▶ **Task brief**
Which lines hold the word "Markt"? Copy each one.

________________

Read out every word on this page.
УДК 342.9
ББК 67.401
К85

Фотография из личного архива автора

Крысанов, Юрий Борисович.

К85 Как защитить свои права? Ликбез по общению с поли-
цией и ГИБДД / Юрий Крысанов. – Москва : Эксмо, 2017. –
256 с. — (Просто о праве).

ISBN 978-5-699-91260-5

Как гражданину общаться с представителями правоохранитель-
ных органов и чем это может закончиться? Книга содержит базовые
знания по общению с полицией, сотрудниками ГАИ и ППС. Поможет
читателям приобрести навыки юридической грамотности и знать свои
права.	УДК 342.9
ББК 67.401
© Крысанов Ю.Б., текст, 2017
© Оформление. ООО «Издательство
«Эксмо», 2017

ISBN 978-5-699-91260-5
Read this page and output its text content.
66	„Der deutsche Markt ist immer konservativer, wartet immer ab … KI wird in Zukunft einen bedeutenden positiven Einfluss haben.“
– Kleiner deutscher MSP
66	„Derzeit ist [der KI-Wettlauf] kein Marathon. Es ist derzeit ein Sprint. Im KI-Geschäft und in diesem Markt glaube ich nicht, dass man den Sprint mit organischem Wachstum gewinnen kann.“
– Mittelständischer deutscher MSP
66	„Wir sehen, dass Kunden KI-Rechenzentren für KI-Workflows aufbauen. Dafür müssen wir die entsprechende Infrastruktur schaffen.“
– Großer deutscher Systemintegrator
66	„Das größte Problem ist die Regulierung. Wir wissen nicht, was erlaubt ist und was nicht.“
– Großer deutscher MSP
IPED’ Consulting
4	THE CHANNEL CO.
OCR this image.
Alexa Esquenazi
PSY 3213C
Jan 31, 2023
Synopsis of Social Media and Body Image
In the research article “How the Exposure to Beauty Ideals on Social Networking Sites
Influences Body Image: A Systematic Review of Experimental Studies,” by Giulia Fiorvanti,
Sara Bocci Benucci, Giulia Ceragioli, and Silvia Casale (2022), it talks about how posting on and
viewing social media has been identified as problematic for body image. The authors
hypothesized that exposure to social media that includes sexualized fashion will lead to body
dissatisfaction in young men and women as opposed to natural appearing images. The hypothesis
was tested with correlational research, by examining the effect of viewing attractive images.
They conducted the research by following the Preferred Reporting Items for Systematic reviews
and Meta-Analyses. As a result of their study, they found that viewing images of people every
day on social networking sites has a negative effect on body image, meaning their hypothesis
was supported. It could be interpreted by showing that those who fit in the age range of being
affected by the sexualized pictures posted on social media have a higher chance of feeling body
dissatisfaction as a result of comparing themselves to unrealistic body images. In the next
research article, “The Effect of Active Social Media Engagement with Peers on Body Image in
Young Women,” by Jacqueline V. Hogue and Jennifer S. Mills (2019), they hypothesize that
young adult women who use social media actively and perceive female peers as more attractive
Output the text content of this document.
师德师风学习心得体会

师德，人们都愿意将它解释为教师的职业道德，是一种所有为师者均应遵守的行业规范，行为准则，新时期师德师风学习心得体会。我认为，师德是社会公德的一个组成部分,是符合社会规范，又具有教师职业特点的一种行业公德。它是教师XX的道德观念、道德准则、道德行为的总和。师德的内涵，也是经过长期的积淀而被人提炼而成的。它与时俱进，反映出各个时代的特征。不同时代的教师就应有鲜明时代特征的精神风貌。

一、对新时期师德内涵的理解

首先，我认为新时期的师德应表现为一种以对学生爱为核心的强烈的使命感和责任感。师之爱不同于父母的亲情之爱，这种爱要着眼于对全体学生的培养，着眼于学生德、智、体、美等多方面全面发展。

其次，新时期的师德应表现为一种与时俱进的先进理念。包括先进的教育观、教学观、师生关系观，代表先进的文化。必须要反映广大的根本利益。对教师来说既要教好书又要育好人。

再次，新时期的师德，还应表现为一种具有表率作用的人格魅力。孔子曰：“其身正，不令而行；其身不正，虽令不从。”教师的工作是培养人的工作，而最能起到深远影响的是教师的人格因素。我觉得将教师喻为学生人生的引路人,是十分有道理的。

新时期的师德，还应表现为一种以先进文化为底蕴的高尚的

________________

▶ **Task answer**
66	„Der deutsche Markt ist immer konservativer, wartet immer ab … KI wird in Zukunft einen bedeutenden positiven Einfluss haben.“
66	„Derzeit ist [der KI-Wettlauf] kein Marathon. Es ist derzeit ein Sprint. Im KI-Geschäft und in diesem Markt glaube ich nicht, dass man den Sprint mit organischem Wachstum gewinnen kann.“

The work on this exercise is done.